- Problem requirements -
Extract every line of the material below and reproduce it faithfully.

- - -

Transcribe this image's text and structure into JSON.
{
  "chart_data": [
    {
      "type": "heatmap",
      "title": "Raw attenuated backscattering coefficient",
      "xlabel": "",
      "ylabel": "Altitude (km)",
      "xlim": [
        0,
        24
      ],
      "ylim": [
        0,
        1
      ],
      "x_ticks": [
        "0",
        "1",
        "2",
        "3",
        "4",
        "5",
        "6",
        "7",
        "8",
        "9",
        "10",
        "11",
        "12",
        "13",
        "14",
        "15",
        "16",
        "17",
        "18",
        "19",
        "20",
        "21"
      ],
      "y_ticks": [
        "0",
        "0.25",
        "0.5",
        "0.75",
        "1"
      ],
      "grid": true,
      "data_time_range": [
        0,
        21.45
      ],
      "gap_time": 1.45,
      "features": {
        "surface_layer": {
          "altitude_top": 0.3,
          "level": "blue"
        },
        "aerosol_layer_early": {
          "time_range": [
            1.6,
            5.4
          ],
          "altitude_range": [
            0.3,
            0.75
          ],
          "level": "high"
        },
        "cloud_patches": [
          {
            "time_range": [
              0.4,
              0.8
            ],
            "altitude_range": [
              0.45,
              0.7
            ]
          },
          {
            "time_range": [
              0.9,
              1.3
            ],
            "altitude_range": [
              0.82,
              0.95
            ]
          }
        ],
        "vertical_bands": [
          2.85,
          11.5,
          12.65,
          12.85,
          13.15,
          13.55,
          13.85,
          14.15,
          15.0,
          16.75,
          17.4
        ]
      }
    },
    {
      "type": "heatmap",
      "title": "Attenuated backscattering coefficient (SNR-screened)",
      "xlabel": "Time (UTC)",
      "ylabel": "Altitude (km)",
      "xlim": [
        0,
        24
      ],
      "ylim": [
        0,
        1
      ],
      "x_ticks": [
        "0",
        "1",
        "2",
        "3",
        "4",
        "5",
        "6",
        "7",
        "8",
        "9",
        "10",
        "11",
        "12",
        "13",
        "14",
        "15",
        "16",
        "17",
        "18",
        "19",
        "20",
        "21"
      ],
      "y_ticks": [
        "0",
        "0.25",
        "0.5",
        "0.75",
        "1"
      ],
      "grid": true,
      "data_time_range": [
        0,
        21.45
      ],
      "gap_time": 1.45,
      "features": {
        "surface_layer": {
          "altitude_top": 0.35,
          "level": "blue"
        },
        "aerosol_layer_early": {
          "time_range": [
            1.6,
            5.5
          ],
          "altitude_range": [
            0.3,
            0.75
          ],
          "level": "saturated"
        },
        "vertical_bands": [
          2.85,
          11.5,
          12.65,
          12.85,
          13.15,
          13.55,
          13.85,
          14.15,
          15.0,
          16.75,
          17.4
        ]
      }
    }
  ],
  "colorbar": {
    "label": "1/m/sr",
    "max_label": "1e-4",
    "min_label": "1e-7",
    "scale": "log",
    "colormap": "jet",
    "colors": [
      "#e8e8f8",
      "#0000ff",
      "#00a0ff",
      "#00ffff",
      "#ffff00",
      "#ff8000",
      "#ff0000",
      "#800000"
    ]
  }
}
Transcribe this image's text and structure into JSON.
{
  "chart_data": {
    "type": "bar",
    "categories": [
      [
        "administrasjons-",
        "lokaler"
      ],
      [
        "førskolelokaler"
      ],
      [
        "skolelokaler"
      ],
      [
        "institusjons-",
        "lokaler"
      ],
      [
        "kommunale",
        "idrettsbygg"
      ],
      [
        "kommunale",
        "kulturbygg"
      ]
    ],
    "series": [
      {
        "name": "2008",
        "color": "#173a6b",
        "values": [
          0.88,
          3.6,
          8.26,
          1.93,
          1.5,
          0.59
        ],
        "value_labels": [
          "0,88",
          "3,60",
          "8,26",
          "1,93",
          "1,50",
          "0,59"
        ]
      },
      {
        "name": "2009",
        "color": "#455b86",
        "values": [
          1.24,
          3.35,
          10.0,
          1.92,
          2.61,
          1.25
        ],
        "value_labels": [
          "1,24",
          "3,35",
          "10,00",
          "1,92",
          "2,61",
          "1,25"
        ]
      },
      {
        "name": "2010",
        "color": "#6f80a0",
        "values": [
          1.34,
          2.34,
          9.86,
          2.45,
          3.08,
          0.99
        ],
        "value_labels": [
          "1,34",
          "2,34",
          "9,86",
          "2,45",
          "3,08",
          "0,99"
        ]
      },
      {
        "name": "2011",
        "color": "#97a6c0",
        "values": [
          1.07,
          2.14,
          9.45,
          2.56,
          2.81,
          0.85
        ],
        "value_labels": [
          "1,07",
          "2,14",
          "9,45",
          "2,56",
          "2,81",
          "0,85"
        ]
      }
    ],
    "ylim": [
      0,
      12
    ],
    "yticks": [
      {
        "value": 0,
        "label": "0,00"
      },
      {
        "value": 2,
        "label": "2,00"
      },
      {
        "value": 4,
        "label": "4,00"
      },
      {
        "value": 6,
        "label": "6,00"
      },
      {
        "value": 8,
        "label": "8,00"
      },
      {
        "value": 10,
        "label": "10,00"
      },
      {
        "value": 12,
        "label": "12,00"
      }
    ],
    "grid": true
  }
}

- - -

- The solution -
Transcribe this image's text and structure into JSON.
{
  "chart_data": [
    {
      "type": "heatmap",
      "title": "Raw attenuated backscattering coefficient",
      "xlabel": "",
      "ylabel": "Altitude (km)",
      "xlim": [
        0,
        24
      ],
      "ylim": [
        0,
        1
      ],
      "x_ticks": [
        "0",
        "1",
        "2",
        "3",
        "4",
        "5",
        "6",
        "7",
        "8",
        "9",
        "10",
        "11",
        "12",
        "13",
        "14",
        "15",
        "16",
        "17",
        "18",
        "19",
        "20",
        "21"
      ],
      "y_ticks": [
        "0",
        "0.25",
        "0.5",
        "0.75",
        "1"
      ],
      "grid": true,
      "data_time_range": [
        0,
        21.45
      ],
      "gap_time": 1.45,
      "features": {
        "surface_layer": {
          "altitude_top": 0.3,
          "level": "blue"
        },
        "aerosol_layer_early": {
          "time_range": [
            1.6,
            5.4
          ],
          "altitude_range": [
            0.3,
            0.75
          ],
          "level": "high"
        },
        "cloud_patches": [
          {
            "time_range": [
              0.4,
              0.8
            ],
            "altitude_range": [
              0.45,
              0.7
            ]
          },
          {
            "time_range": [
              0.9,
              1.3
            ],
            "altitude_range": [
              0.82,
              0.95
            ]
          }
        ],
        "vertical_bands": [
          2.85,
          11.5,
          12.65,
          12.85,
          13.15,
          13.55,
          13.85,
          14.15,
          15.0,
          16.75,
          17.4
        ]
      }
    },
    {
      "type": "heatmap",
      "title": "Attenuated backscattering coefficient (SNR-screened)",
      "xlabel": "Time (UTC)",
      "ylabel": "Altitude (km)",
      "xlim": [
        0,
        24
      ],
      "ylim": [
        0,
        1
      ],
      "x_ticks": [
        "0",
        "1",
        "2",
        "3",
        "4",
        "5",
        "6",
        "7",
        "8",
        "9",
        "10",
        "11",
        "12",
        "13",
        "14",
        "15",
        "16",
        "17",
        "18",
        "19",
        "20",
        "21"
      ],
      "y_ticks": [
        "0",
        "0.25",
        "0.5",
        "0.75",
        "1"
      ],
      "grid": true,
      "data_time_range": [
        0,
        21.45
      ],
      "gap_time": 1.45,
      "features": {
        "surface_layer": {
          "altitude_top": 0.35,
          "level": "blue"
        },
        "aerosol_layer_early": {
          "time_range": [
            1.6,
            5.5
          ],
          "altitude_range": [
            0.3,
            0.75
          ],
          "level": "saturated"
        },
        "vertical_bands": [
          2.85,
          11.5,
          12.65,
          12.85,
          13.15,
          13.55,
          13.85,
          14.15,
          15.0,
          16.75,
          17.4
        ]
      }
    }
  ],
  "colorbar": {
    "label": "1/m/sr",
    "max_label": "1e-4",
    "min_label": "1e-7",
    "scale": "log",
    "colormap": "jet",
    "colors": [
      "#e8e8f8",
      "#0000ff",
      "#00a0ff",
      "#00ffff",
      "#ffff00",
      "#ff8000",
      "#ff0000",
      "#800000"
    ]
  }
}
Transcribe this image's text and structure into JSON.
{
  "chart_data": {
    "type": "bar",
    "categories": [
      [
        "administrasjons-",
        "lokaler"
      ],
      [
        "førskolelokaler"
      ],
      [
        "skolelokaler"
      ],
      [
        "institusjons-",
        "lokaler"
      ],
      [
        "kommunale",
        "idrettsbygg"
      ],
      [
        "kommunale",
        "kulturbygg"
      ]
    ],
    "series": [
      {
        "name": "2008",
        "color": "#173a6b",
        "values": [
          0.88,
          3.6,
          8.26,
          1.93,
          1.5,
          0.59
        ],
        "value_labels": [
          "0,88",
          "3,60",
          "8,26",
          "1,93",
          "1,50",
          "0,59"
        ]
      },
      {
        "name": "2009",
        "color": "#455b86",
        "values": [
          1.24,
          3.35,
          10.0,
          1.92,
          2.61,
          1.25
        ],
        "value_labels": [
          "1,24",
          "3,35",
          "10,00",
          "1,92",
          "2,61",
          "1,25"
        ]
      },
      {
        "name": "2010",
        "color": "#6f80a0",
        "values": [
          1.34,
          2.34,
          9.86,
          2.45,
          3.08,
          0.99
        ],
        "value_labels": [
          "1,34",
          "2,34",
          "9,86",
          "2,45",
          "3,08",
          "0,99"
        ]
      },
      {
        "name": "2011",
        "color": "#97a6c0",
        "values": [
          1.07,
          2.14,
          9.45,
          2.56,
          2.81,
          0.85
        ],
        "value_labels": [
          "1,07",
          "2,14",
          "9,45",
          "2,56",
          "2,81",
          "0,85"
        ]
      }
    ],
    "ylim": [
      0,
      12
    ],
    "yticks": [
      {
        "value": 0,
        "label": "0,00"
      },
      {
        "value": 2,
        "label": "2,00"
      },
      {
        "value": 4,
        "label": "4,00"
      },
      {
        "value": 6,
        "label": "6,00"
      },
      {
        "value": 8,
        "label": "8,00"
      },
      {
        "value": 10,
        "label": "10,00"
      },
      {
        "value": 12,
        "label": "12,00"
      }
    ],
    "grid": true
  }
}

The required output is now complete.